▸ Supplied data:
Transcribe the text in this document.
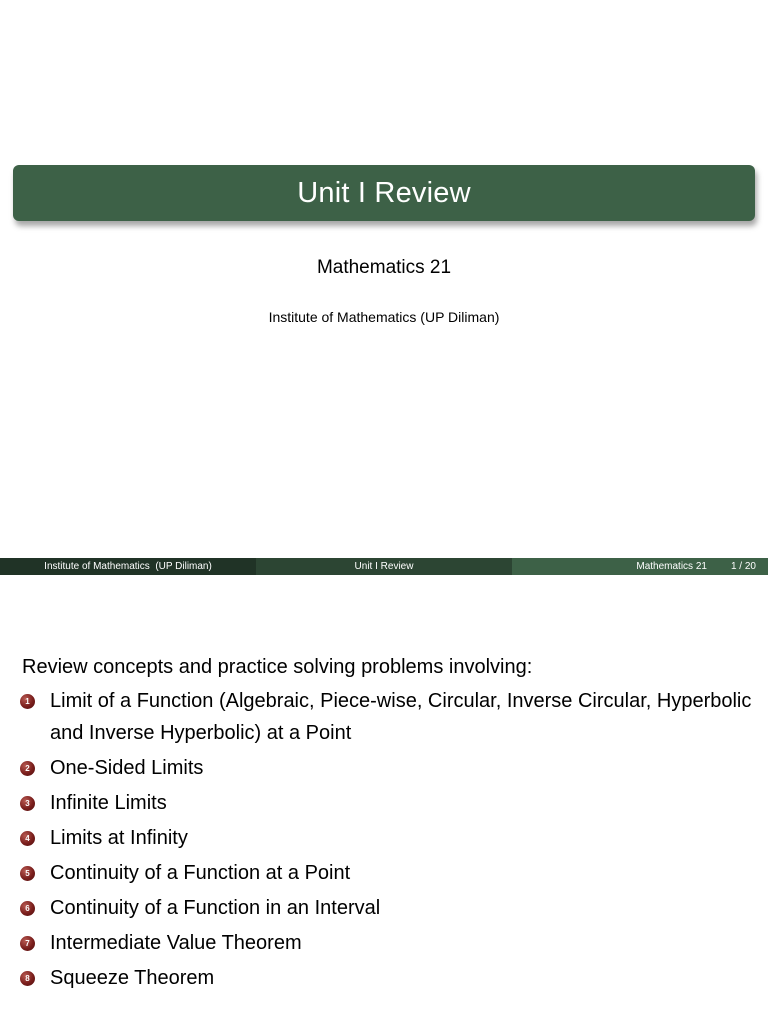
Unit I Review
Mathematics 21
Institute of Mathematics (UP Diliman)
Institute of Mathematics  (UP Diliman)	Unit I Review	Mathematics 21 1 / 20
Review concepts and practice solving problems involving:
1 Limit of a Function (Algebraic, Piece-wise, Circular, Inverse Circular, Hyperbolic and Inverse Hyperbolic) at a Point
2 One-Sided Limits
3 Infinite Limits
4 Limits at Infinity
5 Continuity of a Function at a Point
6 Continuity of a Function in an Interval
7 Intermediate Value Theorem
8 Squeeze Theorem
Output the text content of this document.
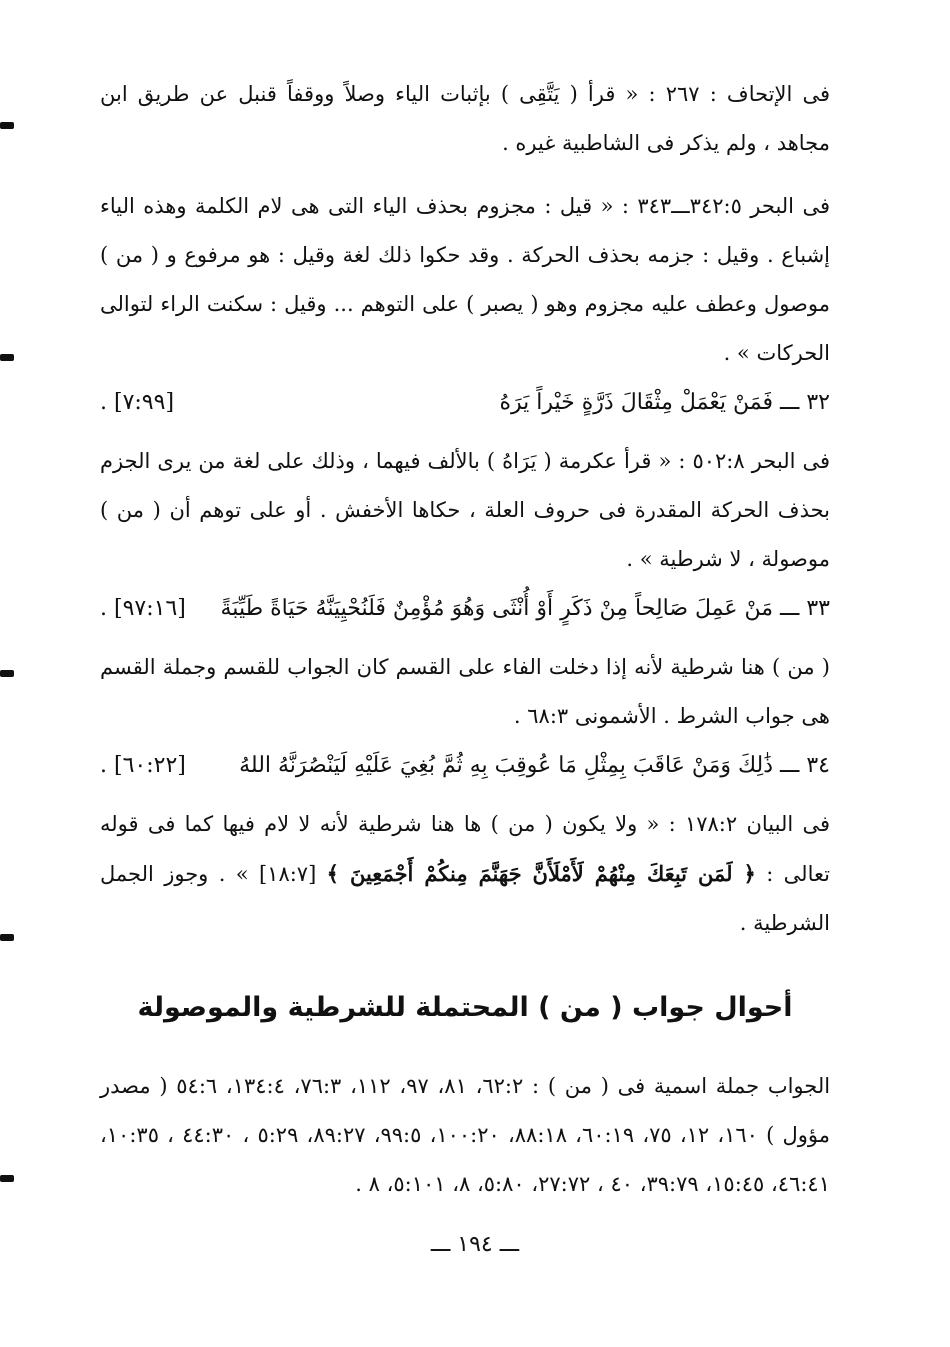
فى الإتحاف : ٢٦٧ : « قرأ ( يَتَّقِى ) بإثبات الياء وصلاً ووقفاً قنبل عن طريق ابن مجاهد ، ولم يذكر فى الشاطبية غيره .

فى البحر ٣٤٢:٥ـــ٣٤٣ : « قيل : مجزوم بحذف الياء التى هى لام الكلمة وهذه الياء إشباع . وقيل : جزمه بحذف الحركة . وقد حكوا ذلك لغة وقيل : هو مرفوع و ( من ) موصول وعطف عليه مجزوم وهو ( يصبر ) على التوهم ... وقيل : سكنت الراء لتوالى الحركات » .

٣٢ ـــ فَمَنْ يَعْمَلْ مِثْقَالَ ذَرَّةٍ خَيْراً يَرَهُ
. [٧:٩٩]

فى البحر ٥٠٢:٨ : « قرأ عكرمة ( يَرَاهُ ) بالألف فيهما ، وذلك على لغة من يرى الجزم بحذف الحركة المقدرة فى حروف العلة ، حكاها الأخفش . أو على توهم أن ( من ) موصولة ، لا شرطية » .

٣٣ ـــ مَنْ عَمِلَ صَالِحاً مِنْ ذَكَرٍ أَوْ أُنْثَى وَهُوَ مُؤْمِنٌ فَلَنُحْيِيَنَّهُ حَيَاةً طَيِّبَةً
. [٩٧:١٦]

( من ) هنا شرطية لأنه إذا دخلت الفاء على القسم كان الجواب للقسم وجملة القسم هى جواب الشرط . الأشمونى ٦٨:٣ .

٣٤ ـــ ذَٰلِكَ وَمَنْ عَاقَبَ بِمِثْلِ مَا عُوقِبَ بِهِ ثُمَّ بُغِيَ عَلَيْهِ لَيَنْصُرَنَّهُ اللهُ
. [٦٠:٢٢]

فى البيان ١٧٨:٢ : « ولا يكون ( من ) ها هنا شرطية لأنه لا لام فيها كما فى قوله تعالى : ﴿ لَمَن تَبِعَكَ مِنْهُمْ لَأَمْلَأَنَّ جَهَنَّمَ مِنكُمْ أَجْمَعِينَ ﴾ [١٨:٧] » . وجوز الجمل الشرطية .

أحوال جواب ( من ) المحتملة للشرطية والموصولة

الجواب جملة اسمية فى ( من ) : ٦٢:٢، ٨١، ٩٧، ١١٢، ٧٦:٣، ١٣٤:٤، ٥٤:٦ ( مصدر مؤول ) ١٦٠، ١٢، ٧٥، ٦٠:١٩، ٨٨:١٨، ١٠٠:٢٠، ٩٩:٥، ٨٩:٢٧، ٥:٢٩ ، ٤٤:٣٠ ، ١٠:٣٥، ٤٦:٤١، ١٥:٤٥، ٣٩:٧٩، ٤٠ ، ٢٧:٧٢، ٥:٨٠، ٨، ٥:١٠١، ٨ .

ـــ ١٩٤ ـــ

▸ Work to do:
Copy the listing word for word, excluding its pictures.

▸ Solution:
Transcribe the text in this document.
Unit I Review
Mathematics 21
Institute of Mathematics (UP Diliman)
Institute of Mathematics  (UP Diliman)	Unit I Review	Mathematics 21 1 / 20
Review concepts and practice solving problems involving:
1 Limit of a Function (Algebraic, Piece-wise, Circular, Inverse Circular, Hyperbolic and Inverse Hyperbolic) at a Point
2 One-Sided Limits
3 Infinite Limits
4 Limits at Infinity
5 Continuity of a Function at a Point
6 Continuity of a Function in an Interval
7 Intermediate Value Theorem
8 Squeeze Theorem
Output the text content of this document.
فى الإتحاف : ٢٦٧ : « قرأ ( يَتَّقِى ) بإثبات الياء وصلاً ووقفاً قنبل عن طريق ابن مجاهد ، ولم يذكر فى الشاطبية غيره .

فى البحر ٣٤٢:٥ـــ٣٤٣ : « قيل : مجزوم بحذف الياء التى هى لام الكلمة وهذه الياء إشباع . وقيل : جزمه بحذف الحركة . وقد حكوا ذلك لغة وقيل : هو مرفوع و ( من ) موصول وعطف عليه مجزوم وهو ( يصبر ) على التوهم ... وقيل : سكنت الراء لتوالى الحركات » .

٣٢ ـــ فَمَنْ يَعْمَلْ مِثْقَالَ ذَرَّةٍ خَيْراً يَرَهُ
. [٧:٩٩]

فى البحر ٥٠٢:٨ : « قرأ عكرمة ( يَرَاهُ ) بالألف فيهما ، وذلك على لغة من يرى الجزم بحذف الحركة المقدرة فى حروف العلة ، حكاها الأخفش . أو على توهم أن ( من ) موصولة ، لا شرطية » .

٣٣ ـــ مَنْ عَمِلَ صَالِحاً مِنْ ذَكَرٍ أَوْ أُنْثَى وَهُوَ مُؤْمِنٌ فَلَنُحْيِيَنَّهُ حَيَاةً طَيِّبَةً
. [٩٧:١٦]

( من ) هنا شرطية لأنه إذا دخلت الفاء على القسم كان الجواب للقسم وجملة القسم هى جواب الشرط . الأشمونى ٦٨:٣ .

٣٤ ـــ ذَٰلِكَ وَمَنْ عَاقَبَ بِمِثْلِ مَا عُوقِبَ بِهِ ثُمَّ بُغِيَ عَلَيْهِ لَيَنْصُرَنَّهُ اللهُ
. [٦٠:٢٢]

فى البيان ١٧٨:٢ : « ولا يكون ( من ) ها هنا شرطية لأنه لا لام فيها كما فى قوله تعالى : ﴿ لَمَن تَبِعَكَ مِنْهُمْ لَأَمْلَأَنَّ جَهَنَّمَ مِنكُمْ أَجْمَعِينَ ﴾ [١٨:٧] » . وجوز الجمل الشرطية .

أحوال جواب ( من ) المحتملة للشرطية والموصولة

الجواب جملة اسمية فى ( من ) : ٦٢:٢، ٨١، ٩٧، ١١٢، ٧٦:٣، ١٣٤:٤، ٥٤:٦ ( مصدر مؤول ) ١٦٠، ١٢، ٧٥، ٦٠:١٩، ٨٨:١٨، ١٠٠:٢٠، ٩٩:٥، ٨٩:٢٧، ٥:٢٩ ، ٤٤:٣٠ ، ١٠:٣٥، ٤٦:٤١، ١٥:٤٥، ٣٩:٧٩، ٤٠ ، ٢٧:٧٢، ٥:٨٠، ٨، ٥:١٠١، ٨ .

ـــ ١٩٤ ـــ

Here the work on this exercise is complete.